-- Begin Task material --
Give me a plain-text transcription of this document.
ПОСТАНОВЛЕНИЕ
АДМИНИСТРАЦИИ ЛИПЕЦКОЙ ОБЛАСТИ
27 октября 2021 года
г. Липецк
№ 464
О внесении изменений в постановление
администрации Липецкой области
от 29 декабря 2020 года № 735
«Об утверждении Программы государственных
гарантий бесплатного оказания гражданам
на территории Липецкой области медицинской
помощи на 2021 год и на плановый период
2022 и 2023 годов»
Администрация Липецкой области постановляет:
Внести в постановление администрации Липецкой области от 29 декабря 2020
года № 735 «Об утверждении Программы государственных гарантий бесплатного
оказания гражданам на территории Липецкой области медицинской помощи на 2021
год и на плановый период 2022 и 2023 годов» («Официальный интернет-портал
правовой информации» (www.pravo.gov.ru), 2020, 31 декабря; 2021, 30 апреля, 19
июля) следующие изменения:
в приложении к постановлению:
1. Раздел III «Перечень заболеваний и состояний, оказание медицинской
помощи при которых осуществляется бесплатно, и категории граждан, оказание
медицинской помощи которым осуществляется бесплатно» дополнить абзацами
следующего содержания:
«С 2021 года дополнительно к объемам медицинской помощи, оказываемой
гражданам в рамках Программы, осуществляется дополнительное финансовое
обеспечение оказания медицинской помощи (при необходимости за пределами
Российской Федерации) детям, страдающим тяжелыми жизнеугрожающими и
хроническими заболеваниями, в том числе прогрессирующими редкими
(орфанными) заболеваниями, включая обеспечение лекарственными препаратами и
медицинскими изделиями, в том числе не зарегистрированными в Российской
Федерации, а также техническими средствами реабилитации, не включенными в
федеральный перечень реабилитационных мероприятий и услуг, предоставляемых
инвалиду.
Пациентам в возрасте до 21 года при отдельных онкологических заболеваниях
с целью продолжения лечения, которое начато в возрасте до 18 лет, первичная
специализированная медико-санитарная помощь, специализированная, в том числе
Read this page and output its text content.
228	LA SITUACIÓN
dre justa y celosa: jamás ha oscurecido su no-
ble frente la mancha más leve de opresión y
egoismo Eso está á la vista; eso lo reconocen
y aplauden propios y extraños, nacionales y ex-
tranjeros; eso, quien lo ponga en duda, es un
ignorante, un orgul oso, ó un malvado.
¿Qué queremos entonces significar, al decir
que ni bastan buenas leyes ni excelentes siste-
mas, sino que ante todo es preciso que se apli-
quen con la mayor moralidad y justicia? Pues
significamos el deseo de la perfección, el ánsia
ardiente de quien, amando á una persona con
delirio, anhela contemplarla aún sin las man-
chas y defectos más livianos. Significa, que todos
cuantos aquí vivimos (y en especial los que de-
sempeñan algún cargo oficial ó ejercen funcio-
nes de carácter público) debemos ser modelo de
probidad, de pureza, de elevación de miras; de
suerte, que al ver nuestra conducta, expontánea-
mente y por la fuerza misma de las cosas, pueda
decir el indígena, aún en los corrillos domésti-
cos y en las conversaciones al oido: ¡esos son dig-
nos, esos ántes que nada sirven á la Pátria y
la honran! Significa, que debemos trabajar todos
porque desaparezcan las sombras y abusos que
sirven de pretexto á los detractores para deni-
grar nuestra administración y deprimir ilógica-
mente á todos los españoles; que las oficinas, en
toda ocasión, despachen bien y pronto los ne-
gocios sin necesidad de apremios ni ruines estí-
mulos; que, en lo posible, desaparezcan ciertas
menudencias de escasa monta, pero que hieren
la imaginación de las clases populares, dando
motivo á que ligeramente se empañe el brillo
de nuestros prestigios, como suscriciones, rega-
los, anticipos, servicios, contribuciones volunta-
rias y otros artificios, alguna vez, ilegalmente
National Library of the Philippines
-- End Task material --
§ Set task
All of the data must be returned exactly.

§ Task result
Give me a plain-text transcription of this document.
ПОСТАНОВЛЕНИЕ
АДМИНИСТРАЦИИ ЛИПЕЦКОЙ ОБЛАСТИ
27 октября 2021 года
г. Липецк
№ 464
О внесении изменений в постановление
администрации Липецкой области
от 29 декабря 2020 года № 735
«Об утверждении Программы государственных
гарантий бесплатного оказания гражданам
на территории Липецкой области медицинской
помощи на 2021 год и на плановый период
2022 и 2023 годов»
Администрация Липецкой области постановляет:
Внести в постановление администрации Липецкой области от 29 декабря 2020
года № 735 «Об утверждении Программы государственных гарантий бесплатного
оказания гражданам на территории Липецкой области медицинской помощи на 2021
год и на плановый период 2022 и 2023 годов» («Официальный интернет-портал
правовой информации» (www.pravo.gov.ru), 2020, 31 декабря; 2021, 30 апреля, 19
июля) следующие изменения:
в приложении к постановлению:
1. Раздел III «Перечень заболеваний и состояний, оказание медицинской
помощи при которых осуществляется бесплатно, и категории граждан, оказание
медицинской помощи которым осуществляется бесплатно» дополнить абзацами
следующего содержания:
«С 2021 года дополнительно к объемам медицинской помощи, оказываемой
гражданам в рамках Программы, осуществляется дополнительное финансовое
обеспечение оказания медицинской помощи (при необходимости за пределами
Российской Федерации) детям, страдающим тяжелыми жизнеугрожающими и
хроническими заболеваниями, в том числе прогрессирующими редкими
(орфанными) заболеваниями, включая обеспечение лекарственными препаратами и
медицинскими изделиями, в том числе не зарегистрированными в Российской
Федерации, а также техническими средствами реабилитации, не включенными в
федеральный перечень реабилитационных мероприятий и услуг, предоставляемых
инвалиду.
Пациентам в возрасте до 21 года при отдельных онкологических заболеваниях
с целью продолжения лечения, которое начато в возрасте до 18 лет, первичная
специализированная медико-санитарная помощь, специализированная, в том числе
Read this page and output its text content.
228	LA SITUACIÓN
dre justa y celosa: jamás ha oscurecido su no-
ble frente la mancha más leve de opresión y
egoismo Eso está á la vista; eso lo reconocen
y aplauden propios y extraños, nacionales y ex-
tranjeros; eso, quien lo ponga en duda, es un
ignorante, un orgul oso, ó un malvado.
¿Qué queremos entonces significar, al decir
que ni bastan buenas leyes ni excelentes siste-
mas, sino que ante todo es preciso que se apli-
quen con la mayor moralidad y justicia? Pues
significamos el deseo de la perfección, el ánsia
ardiente de quien, amando á una persona con
delirio, anhela contemplarla aún sin las man-
chas y defectos más livianos. Significa, que todos
cuantos aquí vivimos (y en especial los que de-
sempeñan algún cargo oficial ó ejercen funcio-
nes de carácter público) debemos ser modelo de
probidad, de pureza, de elevación de miras; de
suerte, que al ver nuestra conducta, expontánea-
mente y por la fuerza misma de las cosas, pueda
decir el indígena, aún en los corrillos domésti-
cos y en las conversaciones al oido: ¡esos son dig-
nos, esos ántes que nada sirven á la Pátria y
la honran! Significa, que debemos trabajar todos
porque desaparezcan las sombras y abusos que
sirven de pretexto á los detractores para deni-
grar nuestra administración y deprimir ilógica-
mente á todos los españoles; que las oficinas, en
toda ocasión, despachen bien y pronto los ne-
gocios sin necesidad de apremios ni ruines estí-
mulos; que, en lo posible, desaparezcan ciertas
menudencias de escasa monta, pero que hieren
la imaginación de las clases populares, dando
motivo á que ligeramente se empañe el brillo
de nuestros prestigios, como suscriciones, rega-
los, anticipos, servicios, contribuciones volunta-
rias y otros artificios, alguna vez, ilegalmente
National Library of the Philippines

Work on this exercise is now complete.